(Task objective): Print the full listing exactly.

--- Begin Input material ---

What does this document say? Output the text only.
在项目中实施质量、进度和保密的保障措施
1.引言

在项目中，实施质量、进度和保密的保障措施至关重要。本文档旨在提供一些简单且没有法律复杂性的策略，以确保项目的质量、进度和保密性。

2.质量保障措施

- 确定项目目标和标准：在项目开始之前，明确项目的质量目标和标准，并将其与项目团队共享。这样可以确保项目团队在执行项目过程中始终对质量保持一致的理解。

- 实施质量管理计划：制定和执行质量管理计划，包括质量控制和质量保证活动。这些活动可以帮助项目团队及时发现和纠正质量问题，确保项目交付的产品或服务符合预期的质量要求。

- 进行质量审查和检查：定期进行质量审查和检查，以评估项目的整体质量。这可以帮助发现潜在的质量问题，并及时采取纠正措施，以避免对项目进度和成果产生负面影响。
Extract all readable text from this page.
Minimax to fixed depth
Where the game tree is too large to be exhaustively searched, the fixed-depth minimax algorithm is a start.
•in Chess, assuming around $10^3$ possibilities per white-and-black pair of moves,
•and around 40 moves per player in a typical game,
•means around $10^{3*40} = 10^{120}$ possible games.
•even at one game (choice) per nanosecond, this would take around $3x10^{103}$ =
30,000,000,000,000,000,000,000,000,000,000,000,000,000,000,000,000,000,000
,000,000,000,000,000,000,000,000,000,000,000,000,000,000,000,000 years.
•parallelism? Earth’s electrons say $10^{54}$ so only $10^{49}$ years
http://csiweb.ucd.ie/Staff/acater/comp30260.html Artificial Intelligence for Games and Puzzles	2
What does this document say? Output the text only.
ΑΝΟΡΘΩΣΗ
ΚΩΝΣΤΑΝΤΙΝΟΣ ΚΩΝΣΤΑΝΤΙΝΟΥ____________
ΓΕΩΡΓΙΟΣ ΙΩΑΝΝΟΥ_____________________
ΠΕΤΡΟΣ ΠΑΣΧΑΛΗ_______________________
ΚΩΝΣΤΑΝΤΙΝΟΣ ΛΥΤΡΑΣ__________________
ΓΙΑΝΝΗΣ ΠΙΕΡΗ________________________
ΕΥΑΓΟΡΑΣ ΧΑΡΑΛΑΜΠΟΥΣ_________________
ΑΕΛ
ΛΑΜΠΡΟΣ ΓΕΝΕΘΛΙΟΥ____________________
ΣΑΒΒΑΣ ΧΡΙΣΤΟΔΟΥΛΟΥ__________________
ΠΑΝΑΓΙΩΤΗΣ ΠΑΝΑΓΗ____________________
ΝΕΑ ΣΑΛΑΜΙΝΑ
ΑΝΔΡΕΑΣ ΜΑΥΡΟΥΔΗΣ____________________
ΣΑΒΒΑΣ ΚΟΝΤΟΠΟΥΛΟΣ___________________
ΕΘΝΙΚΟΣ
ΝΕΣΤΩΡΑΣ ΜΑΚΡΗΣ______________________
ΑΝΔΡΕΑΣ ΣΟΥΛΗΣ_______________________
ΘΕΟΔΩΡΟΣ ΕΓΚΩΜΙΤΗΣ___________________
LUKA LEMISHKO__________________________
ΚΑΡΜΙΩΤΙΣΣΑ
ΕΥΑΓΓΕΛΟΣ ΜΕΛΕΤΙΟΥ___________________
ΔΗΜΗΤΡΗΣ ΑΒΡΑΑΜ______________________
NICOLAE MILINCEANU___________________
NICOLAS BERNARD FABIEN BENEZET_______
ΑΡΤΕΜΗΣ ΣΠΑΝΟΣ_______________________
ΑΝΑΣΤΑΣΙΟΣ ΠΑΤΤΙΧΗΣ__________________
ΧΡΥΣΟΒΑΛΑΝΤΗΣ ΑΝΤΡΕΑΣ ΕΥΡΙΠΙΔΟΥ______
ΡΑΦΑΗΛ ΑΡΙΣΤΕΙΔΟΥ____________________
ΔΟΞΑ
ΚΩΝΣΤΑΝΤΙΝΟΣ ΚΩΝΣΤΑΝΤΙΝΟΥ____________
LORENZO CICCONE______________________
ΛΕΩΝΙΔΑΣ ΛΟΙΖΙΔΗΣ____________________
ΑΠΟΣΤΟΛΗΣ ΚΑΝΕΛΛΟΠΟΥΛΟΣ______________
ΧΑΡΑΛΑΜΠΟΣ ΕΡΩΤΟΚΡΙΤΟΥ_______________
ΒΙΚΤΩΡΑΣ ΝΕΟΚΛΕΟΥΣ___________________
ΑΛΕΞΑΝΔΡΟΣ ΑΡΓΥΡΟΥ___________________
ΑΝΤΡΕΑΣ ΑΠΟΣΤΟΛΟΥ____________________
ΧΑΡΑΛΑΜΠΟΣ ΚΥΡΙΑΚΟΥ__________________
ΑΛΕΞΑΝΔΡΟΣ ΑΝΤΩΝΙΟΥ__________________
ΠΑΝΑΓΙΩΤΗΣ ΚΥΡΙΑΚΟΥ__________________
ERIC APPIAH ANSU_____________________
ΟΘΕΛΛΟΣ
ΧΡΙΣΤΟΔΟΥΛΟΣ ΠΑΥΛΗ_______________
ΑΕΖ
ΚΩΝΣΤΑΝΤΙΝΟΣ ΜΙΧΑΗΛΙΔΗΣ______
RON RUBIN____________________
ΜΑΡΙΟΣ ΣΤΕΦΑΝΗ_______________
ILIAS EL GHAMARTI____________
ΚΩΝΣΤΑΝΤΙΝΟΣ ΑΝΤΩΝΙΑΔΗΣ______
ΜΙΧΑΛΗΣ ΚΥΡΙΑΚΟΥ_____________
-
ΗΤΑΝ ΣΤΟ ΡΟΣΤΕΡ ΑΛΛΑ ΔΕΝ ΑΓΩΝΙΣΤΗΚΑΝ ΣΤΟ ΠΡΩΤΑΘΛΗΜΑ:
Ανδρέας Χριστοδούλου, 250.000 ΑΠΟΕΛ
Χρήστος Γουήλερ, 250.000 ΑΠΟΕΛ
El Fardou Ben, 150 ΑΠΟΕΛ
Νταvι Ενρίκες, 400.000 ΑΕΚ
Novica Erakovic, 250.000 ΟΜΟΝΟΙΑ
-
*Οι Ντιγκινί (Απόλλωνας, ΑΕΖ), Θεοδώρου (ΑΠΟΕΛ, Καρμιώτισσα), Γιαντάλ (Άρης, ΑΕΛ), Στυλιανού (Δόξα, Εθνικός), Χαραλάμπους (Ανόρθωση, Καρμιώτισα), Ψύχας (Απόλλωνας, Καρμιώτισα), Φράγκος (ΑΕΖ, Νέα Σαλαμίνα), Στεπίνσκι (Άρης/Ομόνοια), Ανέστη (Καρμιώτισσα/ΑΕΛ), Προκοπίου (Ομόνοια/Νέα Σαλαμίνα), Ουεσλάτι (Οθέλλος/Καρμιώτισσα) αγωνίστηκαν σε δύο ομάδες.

--- End Input material ---

(Result of this task):
What does this document say? Output the text only.
在项目中实施质量、进度和保密的保障措施
1.引言

在项目中，实施质量、进度和保密的保障措施至关重要。本文档旨在提供一些简单且没有法律复杂性的策略，以确保项目的质量、进度和保密性。

2.质量保障措施

- 确定项目目标和标准：在项目开始之前，明确项目的质量目标和标准，并将其与项目团队共享。这样可以确保项目团队在执行项目过程中始终对质量保持一致的理解。

- 实施质量管理计划：制定和执行质量管理计划，包括质量控制和质量保证活动。这些活动可以帮助项目团队及时发现和纠正质量问题，确保项目交付的产品或服务符合预期的质量要求。

- 进行质量审查和检查：定期进行质量审查和检查，以评估项目的整体质量。这可以帮助发现潜在的质量问题，并及时采取纠正措施，以避免对项目进度和成果产生负面影响。
Extract all readable text from this page.
Minimax to fixed depth
Where the game tree is too large to be exhaustively searched, the fixed-depth minimax algorithm is a start.
•in Chess, assuming around $10^3$ possibilities per white-and-black pair of moves,
•and around 40 moves per player in a typical game,
•means around $10^{3*40} = 10^{120}$ possible games.
•even at one game (choice) per nanosecond, this would take around $3x10^{103}$ =
30,000,000,000,000,000,000,000,000,000,000,000,000,000,000,000,000,000,000
,000,000,000,000,000,000,000,000,000,000,000,000,000,000,000,000 years.
•parallelism? Earth’s electrons say $10^{54}$ so only $10^{49}$ years
http://csiweb.ucd.ie/Staff/acater/comp30260.html Artificial Intelligence for Games and Puzzles	2
What does this document say? Output the text only.
ΑΝΟΡΘΩΣΗ
ΚΩΝΣΤΑΝΤΙΝΟΣ ΚΩΝΣΤΑΝΤΙΝΟΥ____________
ΓΕΩΡΓΙΟΣ ΙΩΑΝΝΟΥ_____________________
ΠΕΤΡΟΣ ΠΑΣΧΑΛΗ_______________________
ΚΩΝΣΤΑΝΤΙΝΟΣ ΛΥΤΡΑΣ__________________
ΓΙΑΝΝΗΣ ΠΙΕΡΗ________________________
ΕΥΑΓΟΡΑΣ ΧΑΡΑΛΑΜΠΟΥΣ_________________
ΑΕΛ
ΛΑΜΠΡΟΣ ΓΕΝΕΘΛΙΟΥ____________________
ΣΑΒΒΑΣ ΧΡΙΣΤΟΔΟΥΛΟΥ__________________
ΠΑΝΑΓΙΩΤΗΣ ΠΑΝΑΓΗ____________________
ΝΕΑ ΣΑΛΑΜΙΝΑ
ΑΝΔΡΕΑΣ ΜΑΥΡΟΥΔΗΣ____________________
ΣΑΒΒΑΣ ΚΟΝΤΟΠΟΥΛΟΣ___________________
ΕΘΝΙΚΟΣ
ΝΕΣΤΩΡΑΣ ΜΑΚΡΗΣ______________________
ΑΝΔΡΕΑΣ ΣΟΥΛΗΣ_______________________
ΘΕΟΔΩΡΟΣ ΕΓΚΩΜΙΤΗΣ___________________
LUKA LEMISHKO__________________________
ΚΑΡΜΙΩΤΙΣΣΑ
ΕΥΑΓΓΕΛΟΣ ΜΕΛΕΤΙΟΥ___________________
ΔΗΜΗΤΡΗΣ ΑΒΡΑΑΜ______________________
NICOLAE MILINCEANU___________________
NICOLAS BERNARD FABIEN BENEZET_______
ΑΡΤΕΜΗΣ ΣΠΑΝΟΣ_______________________
ΑΝΑΣΤΑΣΙΟΣ ΠΑΤΤΙΧΗΣ__________________
ΧΡΥΣΟΒΑΛΑΝΤΗΣ ΑΝΤΡΕΑΣ ΕΥΡΙΠΙΔΟΥ______
ΡΑΦΑΗΛ ΑΡΙΣΤΕΙΔΟΥ____________________
ΔΟΞΑ
ΚΩΝΣΤΑΝΤΙΝΟΣ ΚΩΝΣΤΑΝΤΙΝΟΥ____________
LORENZO CICCONE______________________
ΛΕΩΝΙΔΑΣ ΛΟΙΖΙΔΗΣ____________________
ΑΠΟΣΤΟΛΗΣ ΚΑΝΕΛΛΟΠΟΥΛΟΣ______________
ΧΑΡΑΛΑΜΠΟΣ ΕΡΩΤΟΚΡΙΤΟΥ_______________
ΒΙΚΤΩΡΑΣ ΝΕΟΚΛΕΟΥΣ___________________
ΑΛΕΞΑΝΔΡΟΣ ΑΡΓΥΡΟΥ___________________
ΑΝΤΡΕΑΣ ΑΠΟΣΤΟΛΟΥ____________________
ΧΑΡΑΛΑΜΠΟΣ ΚΥΡΙΑΚΟΥ__________________
ΑΛΕΞΑΝΔΡΟΣ ΑΝΤΩΝΙΟΥ__________________
ΠΑΝΑΓΙΩΤΗΣ ΚΥΡΙΑΚΟΥ__________________
ERIC APPIAH ANSU_____________________
ΟΘΕΛΛΟΣ
ΧΡΙΣΤΟΔΟΥΛΟΣ ΠΑΥΛΗ_______________
ΑΕΖ
ΚΩΝΣΤΑΝΤΙΝΟΣ ΜΙΧΑΗΛΙΔΗΣ______
RON RUBIN____________________
ΜΑΡΙΟΣ ΣΤΕΦΑΝΗ_______________
ILIAS EL GHAMARTI____________
ΚΩΝΣΤΑΝΤΙΝΟΣ ΑΝΤΩΝΙΑΔΗΣ______
ΜΙΧΑΛΗΣ ΚΥΡΙΑΚΟΥ_____________
-
ΗΤΑΝ ΣΤΟ ΡΟΣΤΕΡ ΑΛΛΑ ΔΕΝ ΑΓΩΝΙΣΤΗΚΑΝ ΣΤΟ ΠΡΩΤΑΘΛΗΜΑ:
Ανδρέας Χριστοδούλου, 250.000 ΑΠΟΕΛ
Χρήστος Γουήλερ, 250.000 ΑΠΟΕΛ
El Fardou Ben, 150 ΑΠΟΕΛ
Νταvι Ενρίκες, 400.000 ΑΕΚ
Novica Erakovic, 250.000 ΟΜΟΝΟΙΑ
-
*Οι Ντιγκινί (Απόλλωνας, ΑΕΖ), Θεοδώρου (ΑΠΟΕΛ, Καρμιώτισσα), Γιαντάλ (Άρης, ΑΕΛ), Στυλιανού (Δόξα, Εθνικός), Χαραλάμπους (Ανόρθωση, Καρμιώτισα), Ψύχας (Απόλλωνας, Καρμιώτισα), Φράγκος (ΑΕΖ, Νέα Σαλαμίνα), Στεπίνσκι (Άρης/Ομόνοια), Ανέστη (Καρμιώτισσα/ΑΕΛ), Προκοπίου (Ομόνοια/Νέα Σαλαμίνα), Ουεσλάτι (Οθέλλος/Καρμιώτισσα) αγωνίστηκαν σε δύο ομάδες.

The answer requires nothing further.